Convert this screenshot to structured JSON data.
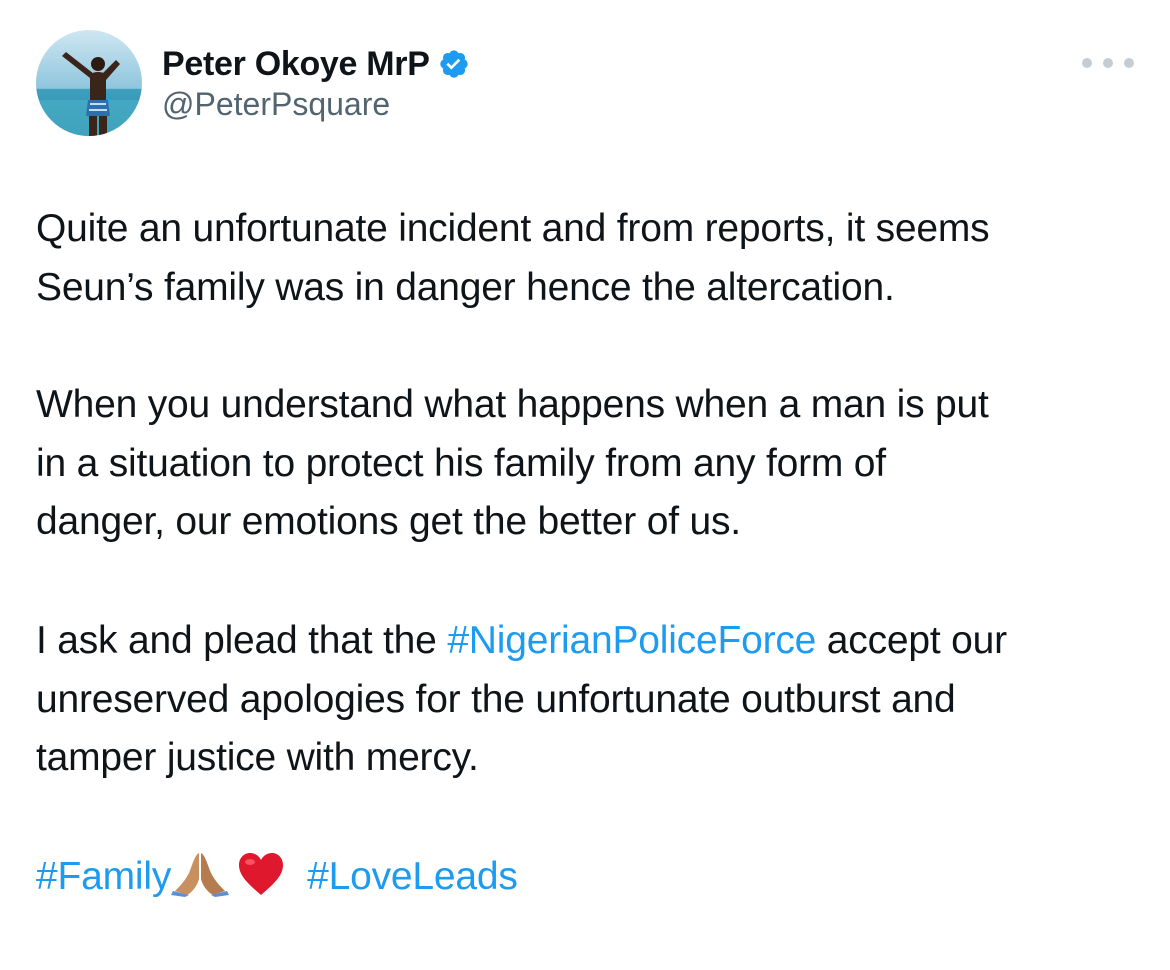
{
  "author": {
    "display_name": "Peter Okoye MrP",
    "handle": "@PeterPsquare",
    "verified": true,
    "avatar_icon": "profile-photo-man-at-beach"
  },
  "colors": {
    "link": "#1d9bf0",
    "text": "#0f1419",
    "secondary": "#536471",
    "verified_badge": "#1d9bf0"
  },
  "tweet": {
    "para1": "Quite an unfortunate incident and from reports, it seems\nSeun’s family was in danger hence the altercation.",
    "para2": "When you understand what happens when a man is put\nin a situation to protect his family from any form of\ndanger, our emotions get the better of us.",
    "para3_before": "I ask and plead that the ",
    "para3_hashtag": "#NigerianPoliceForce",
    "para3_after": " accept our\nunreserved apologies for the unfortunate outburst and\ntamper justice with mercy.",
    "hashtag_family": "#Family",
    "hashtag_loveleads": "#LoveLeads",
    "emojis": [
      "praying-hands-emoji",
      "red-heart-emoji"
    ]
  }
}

* * *

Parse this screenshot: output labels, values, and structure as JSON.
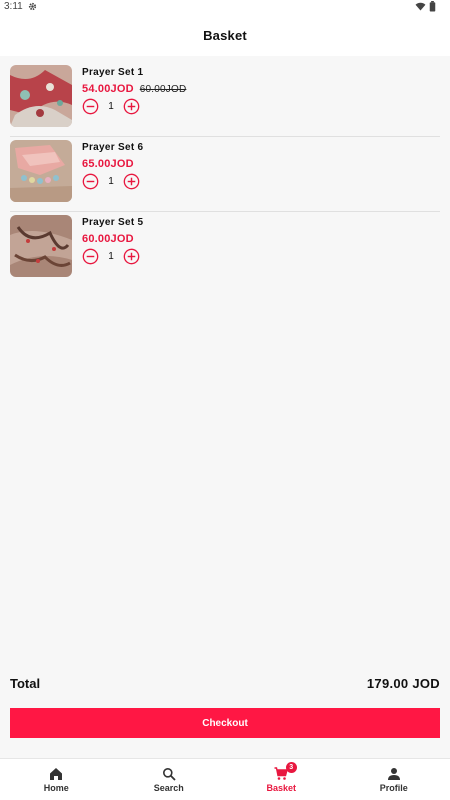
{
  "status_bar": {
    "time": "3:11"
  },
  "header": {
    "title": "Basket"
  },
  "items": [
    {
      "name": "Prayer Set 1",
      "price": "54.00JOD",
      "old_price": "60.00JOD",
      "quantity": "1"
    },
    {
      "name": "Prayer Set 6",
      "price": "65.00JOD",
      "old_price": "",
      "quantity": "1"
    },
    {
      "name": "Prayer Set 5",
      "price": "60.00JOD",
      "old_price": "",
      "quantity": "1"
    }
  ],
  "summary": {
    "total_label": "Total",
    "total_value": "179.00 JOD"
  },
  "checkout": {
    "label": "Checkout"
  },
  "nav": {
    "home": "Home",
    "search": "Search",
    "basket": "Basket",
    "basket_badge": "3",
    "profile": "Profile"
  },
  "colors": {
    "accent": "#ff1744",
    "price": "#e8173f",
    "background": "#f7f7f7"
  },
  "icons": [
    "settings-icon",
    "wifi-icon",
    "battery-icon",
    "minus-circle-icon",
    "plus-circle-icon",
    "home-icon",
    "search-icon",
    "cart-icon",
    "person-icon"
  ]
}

-- THE REQUEST --
Show the lines where the word "screenshot" appears in the entries.

-- RESULT FOR THIS TASK --
Convert this screenshot to structured JSON data.
Parse this screenshot: output labels, values, and structure as JSON.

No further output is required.